# Items from a figure collection
★ ★ ★

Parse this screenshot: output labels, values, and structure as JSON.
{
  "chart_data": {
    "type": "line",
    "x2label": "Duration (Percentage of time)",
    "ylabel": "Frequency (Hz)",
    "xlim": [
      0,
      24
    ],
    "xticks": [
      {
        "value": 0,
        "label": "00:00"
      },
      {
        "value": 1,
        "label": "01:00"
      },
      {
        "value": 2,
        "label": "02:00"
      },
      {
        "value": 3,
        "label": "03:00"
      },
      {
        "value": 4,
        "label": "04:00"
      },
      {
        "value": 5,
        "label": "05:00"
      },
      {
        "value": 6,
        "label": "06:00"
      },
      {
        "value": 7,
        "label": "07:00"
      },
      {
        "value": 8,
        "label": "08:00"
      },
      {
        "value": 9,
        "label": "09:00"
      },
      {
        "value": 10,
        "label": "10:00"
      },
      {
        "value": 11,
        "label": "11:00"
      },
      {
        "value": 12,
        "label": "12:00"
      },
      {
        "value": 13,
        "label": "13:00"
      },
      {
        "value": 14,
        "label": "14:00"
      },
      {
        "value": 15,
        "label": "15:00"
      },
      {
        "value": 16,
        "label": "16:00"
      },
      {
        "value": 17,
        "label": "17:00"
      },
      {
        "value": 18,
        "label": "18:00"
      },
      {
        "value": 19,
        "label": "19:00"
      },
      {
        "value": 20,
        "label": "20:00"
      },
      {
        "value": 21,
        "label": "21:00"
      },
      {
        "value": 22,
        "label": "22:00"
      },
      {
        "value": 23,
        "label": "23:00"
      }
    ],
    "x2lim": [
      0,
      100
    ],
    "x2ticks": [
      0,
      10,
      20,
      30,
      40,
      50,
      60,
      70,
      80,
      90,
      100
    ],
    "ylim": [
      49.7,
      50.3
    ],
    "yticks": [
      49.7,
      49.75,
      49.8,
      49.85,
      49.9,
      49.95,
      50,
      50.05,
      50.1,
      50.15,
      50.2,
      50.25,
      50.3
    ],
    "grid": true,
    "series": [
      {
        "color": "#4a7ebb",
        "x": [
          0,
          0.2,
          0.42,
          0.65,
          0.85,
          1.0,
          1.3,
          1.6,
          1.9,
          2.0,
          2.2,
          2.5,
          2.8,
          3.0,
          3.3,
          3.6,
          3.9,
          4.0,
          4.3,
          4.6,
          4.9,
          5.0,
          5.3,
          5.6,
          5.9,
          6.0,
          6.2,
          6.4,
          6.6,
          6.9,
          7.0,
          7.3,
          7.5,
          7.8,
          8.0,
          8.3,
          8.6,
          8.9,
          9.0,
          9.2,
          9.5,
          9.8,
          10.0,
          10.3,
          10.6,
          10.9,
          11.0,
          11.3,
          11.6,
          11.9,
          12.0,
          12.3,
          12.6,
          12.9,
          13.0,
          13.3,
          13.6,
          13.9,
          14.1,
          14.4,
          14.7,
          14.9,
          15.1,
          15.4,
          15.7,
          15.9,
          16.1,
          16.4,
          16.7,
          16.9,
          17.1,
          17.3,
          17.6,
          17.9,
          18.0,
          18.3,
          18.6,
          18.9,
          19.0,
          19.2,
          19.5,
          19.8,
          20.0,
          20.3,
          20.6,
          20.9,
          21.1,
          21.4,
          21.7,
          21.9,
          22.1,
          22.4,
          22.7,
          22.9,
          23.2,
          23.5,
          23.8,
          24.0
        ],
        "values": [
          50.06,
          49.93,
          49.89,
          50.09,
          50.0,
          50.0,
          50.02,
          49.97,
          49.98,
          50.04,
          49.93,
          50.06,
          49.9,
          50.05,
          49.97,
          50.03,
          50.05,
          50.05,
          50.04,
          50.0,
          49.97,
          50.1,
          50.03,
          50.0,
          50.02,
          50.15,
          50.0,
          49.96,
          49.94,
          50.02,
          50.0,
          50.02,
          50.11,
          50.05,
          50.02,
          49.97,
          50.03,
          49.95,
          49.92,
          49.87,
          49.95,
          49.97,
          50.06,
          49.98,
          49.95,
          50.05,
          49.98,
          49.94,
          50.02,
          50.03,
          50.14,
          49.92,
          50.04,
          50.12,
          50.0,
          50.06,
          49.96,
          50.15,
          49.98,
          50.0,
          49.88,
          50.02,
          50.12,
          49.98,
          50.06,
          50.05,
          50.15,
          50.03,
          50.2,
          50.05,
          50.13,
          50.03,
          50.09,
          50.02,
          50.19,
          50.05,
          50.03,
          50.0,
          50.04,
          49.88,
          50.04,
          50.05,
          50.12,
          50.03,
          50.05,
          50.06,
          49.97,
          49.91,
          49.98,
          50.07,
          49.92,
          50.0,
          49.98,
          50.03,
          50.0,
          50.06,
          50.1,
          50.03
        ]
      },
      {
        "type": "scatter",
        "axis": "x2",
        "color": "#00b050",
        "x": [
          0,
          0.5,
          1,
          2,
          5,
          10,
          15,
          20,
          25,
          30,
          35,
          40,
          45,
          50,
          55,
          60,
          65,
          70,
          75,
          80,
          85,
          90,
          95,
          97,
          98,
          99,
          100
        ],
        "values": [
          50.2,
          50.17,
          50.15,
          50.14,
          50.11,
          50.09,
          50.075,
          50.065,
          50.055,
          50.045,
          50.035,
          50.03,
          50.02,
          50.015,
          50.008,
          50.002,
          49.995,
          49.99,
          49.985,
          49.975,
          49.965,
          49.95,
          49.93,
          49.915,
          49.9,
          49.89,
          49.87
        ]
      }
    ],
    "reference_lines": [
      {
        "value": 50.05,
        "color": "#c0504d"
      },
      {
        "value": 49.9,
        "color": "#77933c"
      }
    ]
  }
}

★ ★ ★

# Problem statement
Look through the data above. Each line containing the word "color" needs to be copied.

# Answer to this problem
        "color": "#4a7ebb",
        "color": "#00b050",
        "color": "#c0504d"
        "color": "#77933c"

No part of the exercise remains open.